◆ **LISTING**
=-=-=
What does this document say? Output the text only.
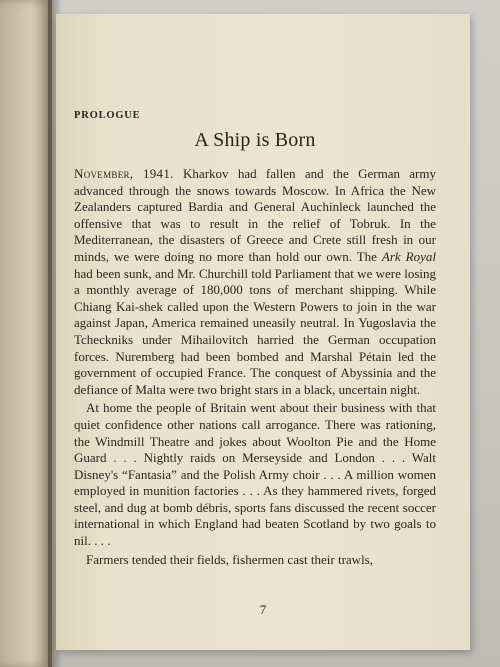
PROLOGUE

A Ship is Born

November, 1941. Kharkov had fallen and the German army advanced through the snows towards Moscow. In Africa the New Zealanders captured Bardia and General Auchinleck launched the offensive that was to result in the relief of Tobruk. In the Mediterranean, the disasters of Greece and Crete still fresh in our minds, we were doing no more than hold our own. The Ark Royal had been sunk, and Mr. Churchill told Parliament that we were losing a monthly average of 180,000 tons of merchant shipping. While Chiang Kai-shek called upon the Western Powers to join in the war against Japan, America remained uneasily neutral. In Yugoslavia the Tcheckniks under Mihailovitch harried the German occupation forces. Nuremberg had been bombed and Marshal Pétain led the government of occupied France. The conquest of Abyssinia and the defiance of Malta were two bright stars in a black, uncertain night.

At home the people of Britain went about their business with that quiet confidence other nations call arrogance. There was rationing, the Windmill Theatre and jokes about Woolton Pie and the Home Guard . . . Nightly raids on Merseyside and London . . . Walt Disney's “Fantasia” and the Polish Army choir . . . A million women employed in munition factories . . . As they hammered rivets, forged steel, and dug at bomb débris, sports fans discussed the recent soccer international in which England had beaten Scotland by two goals to nil. . . .

Farmers tended their fields, fishermen cast their trawls,

7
=-=-=
◆ **WORK REQUIRED**
Pictures don't belong in the copy. Transcribe every record exactly as it appears.

◆ **FULL ANSWER**
What does this document say? Output the text only.
PROLOGUE

A Ship is Born

November, 1941. Kharkov had fallen and the German army advanced through the snows towards Moscow. In Africa the New Zealanders captured Bardia and General Auchinleck launched the offensive that was to result in the relief of Tobruk. In the Mediterranean, the disasters of Greece and Crete still fresh in our minds, we were doing no more than hold our own. The Ark Royal had been sunk, and Mr. Churchill told Parliament that we were losing a monthly average of 180,000 tons of merchant shipping. While Chiang Kai-shek called upon the Western Powers to join in the war against Japan, America remained uneasily neutral. In Yugoslavia the Tcheckniks under Mihailovitch harried the German occupation forces. Nuremberg had been bombed and Marshal Pétain led the government of occupied France. The conquest of Abyssinia and the defiance of Malta were two bright stars in a black, uncertain night.

At home the people of Britain went about their business with that quiet confidence other nations call arrogance. There was rationing, the Windmill Theatre and jokes about Woolton Pie and the Home Guard . . . Nightly raids on Merseyside and London . . . Walt Disney's “Fantasia” and the Polish Army choir . . . A million women employed in munition factories . . . As they hammered rivets, forged steel, and dug at bomb débris, sports fans discussed the recent soccer international in which England had beaten Scotland by two goals to nil. . . .

Farmers tended their fields, fishermen cast their trawls,

7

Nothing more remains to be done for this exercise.